[Collection entries]
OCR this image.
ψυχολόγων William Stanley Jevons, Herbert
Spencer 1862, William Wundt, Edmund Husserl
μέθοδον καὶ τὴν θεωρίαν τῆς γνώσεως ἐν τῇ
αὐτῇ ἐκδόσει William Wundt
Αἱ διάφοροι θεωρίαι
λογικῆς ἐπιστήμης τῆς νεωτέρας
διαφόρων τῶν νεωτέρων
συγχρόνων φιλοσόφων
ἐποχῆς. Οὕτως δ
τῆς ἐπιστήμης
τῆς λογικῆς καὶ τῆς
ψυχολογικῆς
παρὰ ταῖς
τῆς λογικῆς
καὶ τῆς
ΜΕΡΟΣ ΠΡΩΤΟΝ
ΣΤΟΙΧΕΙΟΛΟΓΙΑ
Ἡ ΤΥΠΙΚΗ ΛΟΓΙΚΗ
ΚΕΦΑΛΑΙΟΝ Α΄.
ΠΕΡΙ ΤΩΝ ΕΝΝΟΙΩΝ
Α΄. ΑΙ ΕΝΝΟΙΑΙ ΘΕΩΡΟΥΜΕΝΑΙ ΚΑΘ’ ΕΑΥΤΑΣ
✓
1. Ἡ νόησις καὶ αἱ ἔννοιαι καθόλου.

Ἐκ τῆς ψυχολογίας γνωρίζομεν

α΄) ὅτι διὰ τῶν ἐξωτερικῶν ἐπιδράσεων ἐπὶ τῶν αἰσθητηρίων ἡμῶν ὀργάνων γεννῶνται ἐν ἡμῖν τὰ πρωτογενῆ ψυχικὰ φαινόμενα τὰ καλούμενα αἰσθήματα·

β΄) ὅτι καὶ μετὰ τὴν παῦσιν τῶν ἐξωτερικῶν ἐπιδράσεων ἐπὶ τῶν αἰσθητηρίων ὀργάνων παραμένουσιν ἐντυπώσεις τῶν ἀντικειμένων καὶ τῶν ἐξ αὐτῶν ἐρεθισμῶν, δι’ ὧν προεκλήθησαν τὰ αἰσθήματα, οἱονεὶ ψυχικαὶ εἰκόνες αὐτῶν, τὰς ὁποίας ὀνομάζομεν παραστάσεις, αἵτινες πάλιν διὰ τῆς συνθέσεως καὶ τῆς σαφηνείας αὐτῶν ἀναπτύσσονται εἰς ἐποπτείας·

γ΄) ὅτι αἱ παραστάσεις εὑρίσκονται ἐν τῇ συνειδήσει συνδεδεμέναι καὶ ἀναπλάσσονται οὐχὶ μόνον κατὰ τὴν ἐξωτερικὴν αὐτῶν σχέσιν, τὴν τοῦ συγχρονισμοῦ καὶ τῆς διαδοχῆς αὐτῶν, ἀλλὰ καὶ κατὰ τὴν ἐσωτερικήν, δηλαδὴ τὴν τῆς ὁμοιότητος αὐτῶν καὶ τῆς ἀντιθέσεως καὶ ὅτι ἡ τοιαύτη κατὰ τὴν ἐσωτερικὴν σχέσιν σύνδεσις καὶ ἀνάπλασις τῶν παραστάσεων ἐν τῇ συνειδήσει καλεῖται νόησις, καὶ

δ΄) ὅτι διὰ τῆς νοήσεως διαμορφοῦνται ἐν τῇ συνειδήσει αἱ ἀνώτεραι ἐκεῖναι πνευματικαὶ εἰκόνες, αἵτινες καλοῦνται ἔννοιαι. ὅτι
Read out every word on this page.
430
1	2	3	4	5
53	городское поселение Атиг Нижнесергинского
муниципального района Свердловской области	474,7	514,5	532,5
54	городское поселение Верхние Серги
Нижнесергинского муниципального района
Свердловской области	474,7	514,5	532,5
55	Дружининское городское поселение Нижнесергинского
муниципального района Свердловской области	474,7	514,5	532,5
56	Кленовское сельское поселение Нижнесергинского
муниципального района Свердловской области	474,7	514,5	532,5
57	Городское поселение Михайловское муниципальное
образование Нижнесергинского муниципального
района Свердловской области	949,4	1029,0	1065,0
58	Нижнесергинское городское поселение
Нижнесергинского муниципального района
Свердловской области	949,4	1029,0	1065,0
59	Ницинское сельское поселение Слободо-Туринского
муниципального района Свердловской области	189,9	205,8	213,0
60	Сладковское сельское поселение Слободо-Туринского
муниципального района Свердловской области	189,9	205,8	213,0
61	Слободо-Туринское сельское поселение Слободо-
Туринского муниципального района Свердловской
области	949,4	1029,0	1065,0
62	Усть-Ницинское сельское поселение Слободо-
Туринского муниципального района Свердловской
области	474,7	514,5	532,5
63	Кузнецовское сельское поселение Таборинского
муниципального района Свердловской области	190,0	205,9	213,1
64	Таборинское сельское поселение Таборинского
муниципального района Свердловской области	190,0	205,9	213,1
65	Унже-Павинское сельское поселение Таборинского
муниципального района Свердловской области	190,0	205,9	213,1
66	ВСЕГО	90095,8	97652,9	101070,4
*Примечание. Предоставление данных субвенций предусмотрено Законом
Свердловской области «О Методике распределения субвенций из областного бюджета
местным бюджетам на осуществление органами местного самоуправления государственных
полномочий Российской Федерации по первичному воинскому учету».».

EXERCISE OBJECTIVE:
Look through the lines above and collect those with the word "αὐτῶν".

EXERCISE SOLUTION:
β΄) ὅτι καὶ μετὰ τὴν παῦσιν τῶν ἐξωτερικῶν ἐπιδράσεων ἐπὶ τῶν αἰσθητηρίων ὀργάνων παραμένουσιν ἐντυπώσεις τῶν ἀντικειμένων καὶ τῶν ἐξ αὐτῶν ἐρεθισμῶν, δι’ ὧν προεκλήθησαν τὰ αἰσθήματα, οἱονεὶ ψυχικαὶ εἰκόνες αὐτῶν, τὰς ὁποίας ὀνομάζομεν παραστάσεις, αἵτινες πάλιν διὰ τῆς συνθέσεως καὶ τῆς σαφηνείας αὐτῶν ἀναπτύσσονται εἰς ἐποπτείας·
γ΄) ὅτι αἱ παραστάσεις εὑρίσκονται ἐν τῇ συνειδήσει συνδεδεμέναι καὶ ἀναπλάσσονται οὐχὶ μόνον κατὰ τὴν ἐξωτερικὴν αὐτῶν σχέσιν, τὴν τοῦ συγχρονισμοῦ καὶ τῆς διαδοχῆς αὐτῶν, ἀλλὰ καὶ κατὰ τὴν ἐσωτερικήν, δηλαδὴ τὴν τῆς ὁμοιότητος αὐτῶν καὶ τῆς ἀντιθέσεως καὶ ὅτι ἡ τοιαύτη κατὰ τὴν ἐσωτερικὴν σχέσιν σύνδεσις καὶ ἀνάπλασις τῶν παραστάσεων ἐν τῇ συνειδήσει καλεῖται νόησις, καὶ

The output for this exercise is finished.